Ten years after the Gujarat killings, a special court in Ahmedabad has found 32 people guilty of premeditated violence in the massacre of 99 Muslims in Naroda Patia, one of the many murderous sprees that made up the pogrom of 2002.

This is a landmark judgment because in India the instigators of murderous communal violence are almost never held to account. A decade is a long time, but given that three decades have passed since the organised murder of Sikhs in 1984, in which time some of the principal accused died unpunished, ten years from murder to conviction begins to seem like judicial alacrity. Even those who consider the judgment an inadequate accounting for the pogrom, who feel that justice requires the conviction of the authorities accused of colluding in the killings, must see this as a sustaining victory in the long struggle for the truth.

The judgment holds out the hope that the endless, attritional battle to establish the facts about the killings of 2002 wasn’t futile, that India’s judicial system is still capable of reminding the powerful and their clients that total impunity is not theirs to command.

Over the last ten years, apologists for the BJP government in Gujarat on whose watch the pogrom occurred, have refined an argument in extenuation. In this narrative, the killing of Muslims was a form of spontaneous blowback for the murder of Hindu pilgrims in Godhra. The state was not complicit, the police did not take instructions from their political masters to look the other way and each year that passed without members of the Sangh Parivar being held to account for the violence, became an argument for their innocence. Time itself seemed to depose in defence of the likes of Babulal Bajrangi of the Bajrang Dal and Maya Kodnani, a serving BJP MLA who served as minister in the Gujarat government after the pogrom.

As the passing years bleached the blood shed in 2002, the pogrom began to be cast as a natural convulsion that was to be regretted for the destruction it wrought, but not raged against. The men and women who persisted in their determination to petition the apparatus of law and order and the courts for justice were represented either as incorrigible bleeding hearts or political partisans determined to pick at scabs on old wounds to keep them from healing. This, we were told, was perverseness because India needed to ’move on’, to bury recrimination about the past and look to the future where the economic miracle of Narendra Modi’s Gujarat beckoned.

This message found a receptive audience. People who would otherwise be appalled by communal violence, began to see in the failure to legally establish guilt and convict the pogrom’s agents, a reason to acquiesce in the ’move on’ narrative. In a parody of the South African attempt to combine ’truth and reconciliation’ to find closure on the historical wrong of apartheid, the pogrom’s apologists wanted to turn the page on its violence without recognising the suffering of its victims or the guilt of its perpetrators.

The court’s judgment reminds us that Gujarat’s 2002 tragedy was not a natural calamity, that there were real victims and identifiable killers. It reminds us that in Naroda Patia nearly a hundred Muslims, mainly women and children were murdered in ways so grotesque as to beggar the imagination. Babu Bajrangi and Maya Kodnani were found guilty of criminal conspiracy, murder and attempt to murder, figures publicly associated with the organizations of the Sangh Parivar.

**Data lines:**
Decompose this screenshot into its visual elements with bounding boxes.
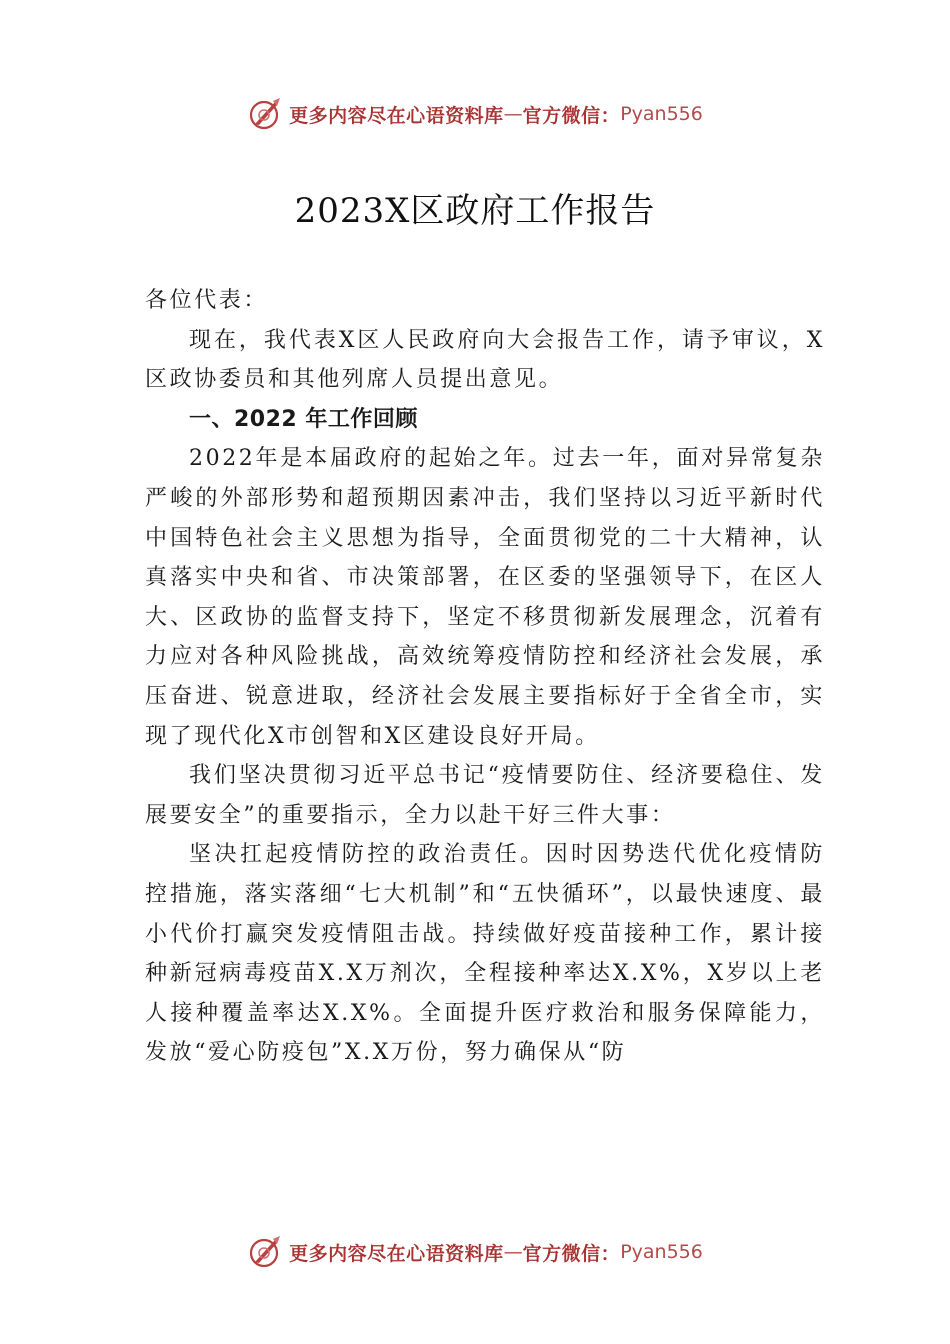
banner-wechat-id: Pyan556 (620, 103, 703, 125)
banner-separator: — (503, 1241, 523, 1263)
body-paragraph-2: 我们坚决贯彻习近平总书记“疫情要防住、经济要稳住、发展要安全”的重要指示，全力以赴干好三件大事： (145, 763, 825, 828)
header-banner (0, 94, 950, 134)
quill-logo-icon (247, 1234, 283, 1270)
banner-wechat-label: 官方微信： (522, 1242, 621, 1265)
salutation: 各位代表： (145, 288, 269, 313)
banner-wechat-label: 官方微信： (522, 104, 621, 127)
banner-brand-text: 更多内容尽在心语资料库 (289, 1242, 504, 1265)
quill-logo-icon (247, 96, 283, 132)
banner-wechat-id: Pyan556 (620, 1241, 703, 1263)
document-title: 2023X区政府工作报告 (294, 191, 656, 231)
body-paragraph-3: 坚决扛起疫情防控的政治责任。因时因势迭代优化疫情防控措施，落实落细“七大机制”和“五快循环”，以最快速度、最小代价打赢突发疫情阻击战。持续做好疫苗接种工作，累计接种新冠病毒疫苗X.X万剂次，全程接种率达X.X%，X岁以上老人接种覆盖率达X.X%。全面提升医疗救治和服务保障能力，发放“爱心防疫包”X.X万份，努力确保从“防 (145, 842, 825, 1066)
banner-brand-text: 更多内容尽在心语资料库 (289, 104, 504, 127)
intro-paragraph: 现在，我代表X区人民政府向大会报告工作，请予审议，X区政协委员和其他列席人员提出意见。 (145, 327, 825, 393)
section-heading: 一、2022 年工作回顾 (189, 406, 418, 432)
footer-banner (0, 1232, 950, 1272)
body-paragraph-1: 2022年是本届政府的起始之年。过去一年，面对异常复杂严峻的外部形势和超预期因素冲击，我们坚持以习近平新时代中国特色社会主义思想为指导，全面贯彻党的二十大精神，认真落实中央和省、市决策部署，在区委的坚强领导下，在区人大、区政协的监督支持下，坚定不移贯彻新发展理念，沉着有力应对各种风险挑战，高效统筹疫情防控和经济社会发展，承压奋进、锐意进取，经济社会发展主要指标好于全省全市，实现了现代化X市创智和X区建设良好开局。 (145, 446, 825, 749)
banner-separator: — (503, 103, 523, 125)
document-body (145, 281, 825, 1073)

==

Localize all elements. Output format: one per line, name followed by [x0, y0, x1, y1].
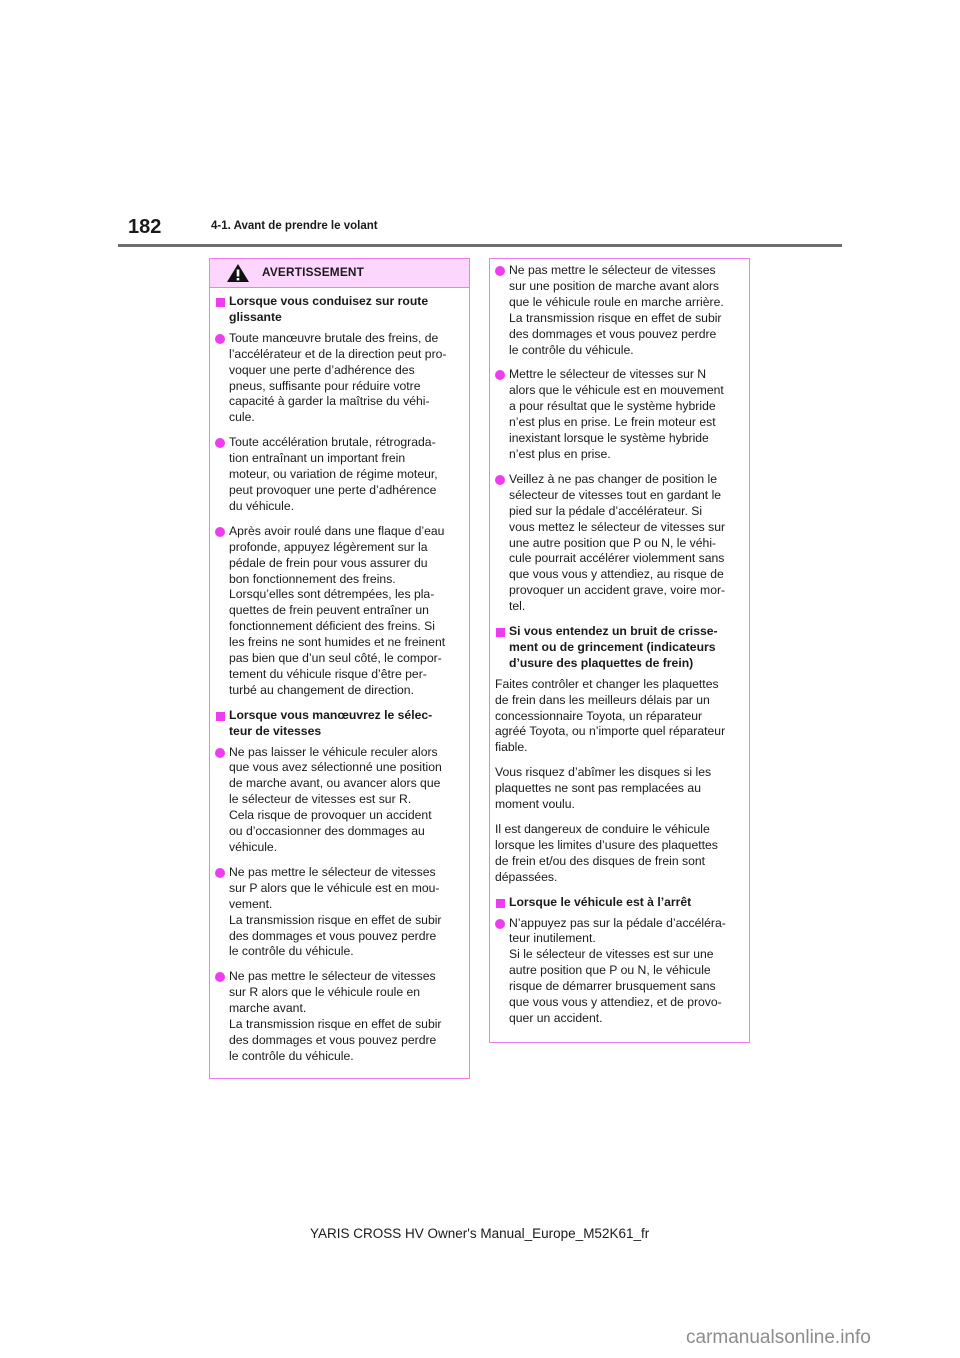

**Challenge:**
Transcribe the Naroda Patia verdict passage word for word, starting at the words "This is a landmark" and ending after "for the truth.".

**Solution to this task:**
This is a landmark judgment because in India the instigators of murderous communal violence are almost never held to account. A decade is a long time, but given that three decades have passed since the organised murder of Sikhs in 1984, in which time some of the principal accused died unpunished, ten years from murder to conviction begins to seem like judicial alacrity. Even those who consider the judgment an inadequate accounting for the pogrom, who feel that justice requires the conviction of the authorities accused of colluding in the killings, must see this as a sustaining victory in the long struggle for the truth.